Dataset records:
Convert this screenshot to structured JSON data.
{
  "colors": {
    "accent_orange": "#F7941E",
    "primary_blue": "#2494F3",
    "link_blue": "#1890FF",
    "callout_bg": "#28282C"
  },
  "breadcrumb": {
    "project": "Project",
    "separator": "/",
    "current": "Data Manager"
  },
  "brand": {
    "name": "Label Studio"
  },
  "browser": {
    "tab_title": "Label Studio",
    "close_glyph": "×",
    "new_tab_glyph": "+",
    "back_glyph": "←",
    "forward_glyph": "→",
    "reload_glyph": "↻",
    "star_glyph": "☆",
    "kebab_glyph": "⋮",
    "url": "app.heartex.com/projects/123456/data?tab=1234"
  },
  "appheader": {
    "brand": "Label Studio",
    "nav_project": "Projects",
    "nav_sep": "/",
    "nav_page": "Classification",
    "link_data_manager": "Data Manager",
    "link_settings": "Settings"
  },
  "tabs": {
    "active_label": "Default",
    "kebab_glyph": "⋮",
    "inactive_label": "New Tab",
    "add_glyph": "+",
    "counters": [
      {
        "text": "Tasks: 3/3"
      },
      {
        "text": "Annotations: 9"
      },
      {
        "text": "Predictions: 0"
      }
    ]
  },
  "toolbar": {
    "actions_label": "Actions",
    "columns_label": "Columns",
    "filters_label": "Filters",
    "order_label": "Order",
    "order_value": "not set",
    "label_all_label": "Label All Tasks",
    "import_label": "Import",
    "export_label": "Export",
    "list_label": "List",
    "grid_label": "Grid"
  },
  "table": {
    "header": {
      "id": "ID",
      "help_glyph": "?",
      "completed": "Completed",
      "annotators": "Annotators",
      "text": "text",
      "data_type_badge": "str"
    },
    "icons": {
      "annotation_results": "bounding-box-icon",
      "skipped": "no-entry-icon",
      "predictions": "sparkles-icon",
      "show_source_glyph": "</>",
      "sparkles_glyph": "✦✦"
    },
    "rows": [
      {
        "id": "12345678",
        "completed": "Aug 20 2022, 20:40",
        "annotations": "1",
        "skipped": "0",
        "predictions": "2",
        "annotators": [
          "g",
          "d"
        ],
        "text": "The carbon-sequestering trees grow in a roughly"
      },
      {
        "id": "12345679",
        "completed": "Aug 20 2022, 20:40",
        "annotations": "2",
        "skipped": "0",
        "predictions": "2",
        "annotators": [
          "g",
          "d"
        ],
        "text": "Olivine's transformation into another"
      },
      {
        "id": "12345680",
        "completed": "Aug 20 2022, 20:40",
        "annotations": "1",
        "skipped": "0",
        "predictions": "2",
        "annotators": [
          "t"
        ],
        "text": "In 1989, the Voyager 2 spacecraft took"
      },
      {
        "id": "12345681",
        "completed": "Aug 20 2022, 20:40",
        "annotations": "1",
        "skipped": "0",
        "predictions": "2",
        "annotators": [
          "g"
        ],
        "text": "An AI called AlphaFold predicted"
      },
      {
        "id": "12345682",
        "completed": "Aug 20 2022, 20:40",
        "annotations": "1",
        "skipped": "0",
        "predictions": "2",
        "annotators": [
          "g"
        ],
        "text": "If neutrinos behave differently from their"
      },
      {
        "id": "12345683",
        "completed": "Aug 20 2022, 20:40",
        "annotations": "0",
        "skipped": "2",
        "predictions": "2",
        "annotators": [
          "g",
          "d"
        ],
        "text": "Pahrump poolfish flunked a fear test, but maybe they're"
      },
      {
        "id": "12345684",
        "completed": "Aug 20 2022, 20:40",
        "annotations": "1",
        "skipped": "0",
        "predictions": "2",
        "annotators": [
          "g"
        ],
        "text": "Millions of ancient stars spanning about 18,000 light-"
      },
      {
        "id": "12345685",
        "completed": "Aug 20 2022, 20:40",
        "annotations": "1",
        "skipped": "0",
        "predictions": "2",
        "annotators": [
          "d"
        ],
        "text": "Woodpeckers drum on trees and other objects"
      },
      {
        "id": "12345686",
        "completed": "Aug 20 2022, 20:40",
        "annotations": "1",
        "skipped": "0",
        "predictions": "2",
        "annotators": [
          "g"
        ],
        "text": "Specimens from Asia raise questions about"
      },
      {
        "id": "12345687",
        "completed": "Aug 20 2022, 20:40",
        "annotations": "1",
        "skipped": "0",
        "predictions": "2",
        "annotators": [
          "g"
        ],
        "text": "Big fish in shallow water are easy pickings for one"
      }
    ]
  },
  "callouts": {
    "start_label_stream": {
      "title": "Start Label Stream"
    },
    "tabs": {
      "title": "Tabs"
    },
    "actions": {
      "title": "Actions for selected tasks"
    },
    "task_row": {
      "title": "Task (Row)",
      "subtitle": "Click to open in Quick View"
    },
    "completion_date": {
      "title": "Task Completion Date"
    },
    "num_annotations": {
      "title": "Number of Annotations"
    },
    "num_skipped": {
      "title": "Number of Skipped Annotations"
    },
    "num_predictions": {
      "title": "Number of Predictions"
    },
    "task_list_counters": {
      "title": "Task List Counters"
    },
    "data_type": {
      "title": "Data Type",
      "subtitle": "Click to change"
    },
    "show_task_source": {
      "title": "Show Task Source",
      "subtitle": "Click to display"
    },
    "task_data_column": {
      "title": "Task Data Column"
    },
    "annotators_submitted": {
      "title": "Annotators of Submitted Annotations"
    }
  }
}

EXERCISE DESCRIPTION: Select every line in the records above that contains the word "Manager".

SOLUTION TO THIS TASK:
    "current": "Data Manager"
    "link_data_manager": "Data Manager",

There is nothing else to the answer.